Document page transcript entries
# # # # # # #
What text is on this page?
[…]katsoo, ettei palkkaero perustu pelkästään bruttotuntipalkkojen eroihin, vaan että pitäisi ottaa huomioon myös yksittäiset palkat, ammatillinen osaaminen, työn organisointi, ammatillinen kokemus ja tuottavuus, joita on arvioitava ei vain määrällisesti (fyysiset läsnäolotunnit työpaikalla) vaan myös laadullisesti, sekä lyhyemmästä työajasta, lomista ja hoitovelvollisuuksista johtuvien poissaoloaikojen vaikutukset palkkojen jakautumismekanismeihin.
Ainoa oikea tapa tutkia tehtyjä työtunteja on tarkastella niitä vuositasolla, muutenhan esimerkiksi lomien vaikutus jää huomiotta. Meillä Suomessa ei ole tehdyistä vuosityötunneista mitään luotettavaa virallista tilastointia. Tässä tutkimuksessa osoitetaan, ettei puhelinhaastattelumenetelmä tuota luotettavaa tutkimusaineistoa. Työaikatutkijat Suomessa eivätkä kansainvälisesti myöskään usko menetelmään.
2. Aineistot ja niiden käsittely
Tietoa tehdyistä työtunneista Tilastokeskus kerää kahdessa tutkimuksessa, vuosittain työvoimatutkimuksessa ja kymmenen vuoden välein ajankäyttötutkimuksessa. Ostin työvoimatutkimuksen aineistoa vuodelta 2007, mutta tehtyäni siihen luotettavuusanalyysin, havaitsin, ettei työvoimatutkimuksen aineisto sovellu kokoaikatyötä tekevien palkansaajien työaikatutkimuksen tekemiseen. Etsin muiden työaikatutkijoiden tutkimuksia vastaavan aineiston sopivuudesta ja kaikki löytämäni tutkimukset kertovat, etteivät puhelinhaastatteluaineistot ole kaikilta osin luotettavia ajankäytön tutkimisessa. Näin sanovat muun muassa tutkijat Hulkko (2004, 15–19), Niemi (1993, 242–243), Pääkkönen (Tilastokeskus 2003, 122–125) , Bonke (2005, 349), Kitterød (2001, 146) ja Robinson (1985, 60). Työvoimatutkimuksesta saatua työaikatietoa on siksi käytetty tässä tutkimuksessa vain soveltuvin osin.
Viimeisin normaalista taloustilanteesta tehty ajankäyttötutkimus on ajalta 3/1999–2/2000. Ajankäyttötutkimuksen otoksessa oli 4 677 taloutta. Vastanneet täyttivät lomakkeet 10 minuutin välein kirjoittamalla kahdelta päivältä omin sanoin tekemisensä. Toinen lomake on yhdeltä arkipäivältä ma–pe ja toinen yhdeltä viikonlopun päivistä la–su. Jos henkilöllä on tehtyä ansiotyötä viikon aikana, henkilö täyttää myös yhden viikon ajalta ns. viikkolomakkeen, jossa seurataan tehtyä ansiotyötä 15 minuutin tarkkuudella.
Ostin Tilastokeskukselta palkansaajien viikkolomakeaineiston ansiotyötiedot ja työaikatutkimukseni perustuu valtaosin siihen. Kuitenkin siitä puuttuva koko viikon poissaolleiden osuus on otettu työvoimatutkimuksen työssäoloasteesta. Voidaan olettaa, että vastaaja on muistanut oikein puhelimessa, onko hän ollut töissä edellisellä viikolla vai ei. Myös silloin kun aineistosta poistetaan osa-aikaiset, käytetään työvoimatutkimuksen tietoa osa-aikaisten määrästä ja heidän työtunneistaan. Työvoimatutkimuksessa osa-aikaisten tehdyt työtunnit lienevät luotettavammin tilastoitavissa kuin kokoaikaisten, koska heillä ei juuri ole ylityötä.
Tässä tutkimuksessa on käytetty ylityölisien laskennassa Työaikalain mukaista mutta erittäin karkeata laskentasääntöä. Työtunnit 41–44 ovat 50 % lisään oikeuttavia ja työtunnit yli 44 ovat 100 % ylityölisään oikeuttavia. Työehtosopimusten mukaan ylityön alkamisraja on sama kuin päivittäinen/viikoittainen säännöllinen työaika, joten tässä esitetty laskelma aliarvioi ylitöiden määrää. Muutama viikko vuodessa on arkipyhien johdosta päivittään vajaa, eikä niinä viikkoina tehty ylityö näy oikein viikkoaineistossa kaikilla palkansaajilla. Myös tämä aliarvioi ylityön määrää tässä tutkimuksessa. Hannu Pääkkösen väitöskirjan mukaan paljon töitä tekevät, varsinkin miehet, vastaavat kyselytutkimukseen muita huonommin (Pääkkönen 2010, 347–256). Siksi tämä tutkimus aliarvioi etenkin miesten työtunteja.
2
# # # # # # #
Would you reproduce every record above exactly as it appears?

**OUTPUT OF THE EXERCISE**.
What text is on this page?
[…]katsoo, ettei palkkaero perustu pelkästään bruttotuntipalkkojen eroihin, vaan että pitäisi ottaa huomioon myös yksittäiset palkat, ammatillinen osaaminen, työn organisointi, ammatillinen kokemus ja tuottavuus, joita on arvioitava ei vain määrällisesti (fyysiset läsnäolotunnit työpaikalla) vaan myös laadullisesti, sekä lyhyemmästä työajasta, lomista ja hoitovelvollisuuksista johtuvien poissaoloaikojen vaikutukset palkkojen jakautumismekanismeihin.
Ainoa oikea tapa tutkia tehtyjä työtunteja on tarkastella niitä vuositasolla, muutenhan esimerkiksi lomien vaikutus jää huomiotta. Meillä Suomessa ei ole tehdyistä vuosityötunneista mitään luotettavaa virallista tilastointia. Tässä tutkimuksessa osoitetaan, ettei puhelinhaastattelumenetelmä tuota luotettavaa tutkimusaineistoa. Työaikatutkijat Suomessa eivätkä kansainvälisesti myöskään usko menetelmään.
2. Aineistot ja niiden käsittely
Tietoa tehdyistä työtunneista Tilastokeskus kerää kahdessa tutkimuksessa, vuosittain työvoimatutkimuksessa ja kymmenen vuoden välein ajankäyttötutkimuksessa. Ostin työvoimatutkimuksen aineistoa vuodelta 2007, mutta tehtyäni siihen luotettavuusanalyysin, havaitsin, ettei työvoimatutkimuksen aineisto sovellu kokoaikatyötä tekevien palkansaajien työaikatutkimuksen tekemiseen. Etsin muiden työaikatutkijoiden tutkimuksia vastaavan aineiston sopivuudesta ja kaikki löytämäni tutkimukset kertovat, etteivät puhelinhaastatteluaineistot ole kaikilta osin luotettavia ajankäytön tutkimisessa. Näin sanovat muun muassa tutkijat Hulkko (2004, 15–19), Niemi (1993, 242–243), Pääkkönen (Tilastokeskus 2003, 122–125) , Bonke (2005, 349), Kitterød (2001, 146) ja Robinson (1985, 60). Työvoimatutkimuksesta saatua työaikatietoa on siksi käytetty tässä tutkimuksessa vain soveltuvin osin.
Viimeisin normaalista taloustilanteesta tehty ajankäyttötutkimus on ajalta 3/1999–2/2000. Ajankäyttötutkimuksen otoksessa oli 4 677 taloutta. Vastanneet täyttivät lomakkeet 10 minuutin välein kirjoittamalla kahdelta päivältä omin sanoin tekemisensä. Toinen lomake on yhdeltä arkipäivältä ma–pe ja toinen yhdeltä viikonlopun päivistä la–su. Jos henkilöllä on tehtyä ansiotyötä viikon aikana, henkilö täyttää myös yhden viikon ajalta ns. viikkolomakkeen, jossa seurataan tehtyä ansiotyötä 15 minuutin tarkkuudella.
Ostin Tilastokeskukselta palkansaajien viikkolomakeaineiston ansiotyötiedot ja työaikatutkimukseni perustuu valtaosin siihen. Kuitenkin siitä puuttuva koko viikon poissaolleiden osuus on otettu työvoimatutkimuksen työssäoloasteesta. Voidaan olettaa, että vastaaja on muistanut oikein puhelimessa, onko hän ollut töissä edellisellä viikolla vai ei. Myös silloin kun aineistosta poistetaan osa-aikaiset, käytetään työvoimatutkimuksen tietoa osa-aikaisten määrästä ja heidän työtunneistaan. Työvoimatutkimuksessa osa-aikaisten tehdyt työtunnit lienevät luotettavammin tilastoitavissa kuin kokoaikaisten, koska heillä ei juuri ole ylityötä.
Tässä tutkimuksessa on käytetty ylityölisien laskennassa Työaikalain mukaista mutta erittäin karkeata laskentasääntöä. Työtunnit 41–44 ovat 50 % lisään oikeuttavia ja työtunnit yli 44 ovat 100 % ylityölisään oikeuttavia. Työehtosopimusten mukaan ylityön alkamisraja on sama kuin päivittäinen/viikoittainen säännöllinen työaika, joten tässä esitetty laskelma aliarvioi ylitöiden määrää. Muutama viikko vuodessa on arkipyhien johdosta päivittään vajaa, eikä niinä viikkoina tehty ylityö näy oikein viikkoaineistossa kaikilla palkansaajilla. Myös tämä aliarvioi ylityön määrää tässä tutkimuksessa. Hannu Pääkkösen väitöskirjan mukaan paljon töitä tekevät, varsinkin miehet, vastaavat kyselytutkimukseen muita huonommin (Pääkkönen 2010, 347–256). Siksi tämä tutkimus aliarvioi etenkin miesten työtunteja.
2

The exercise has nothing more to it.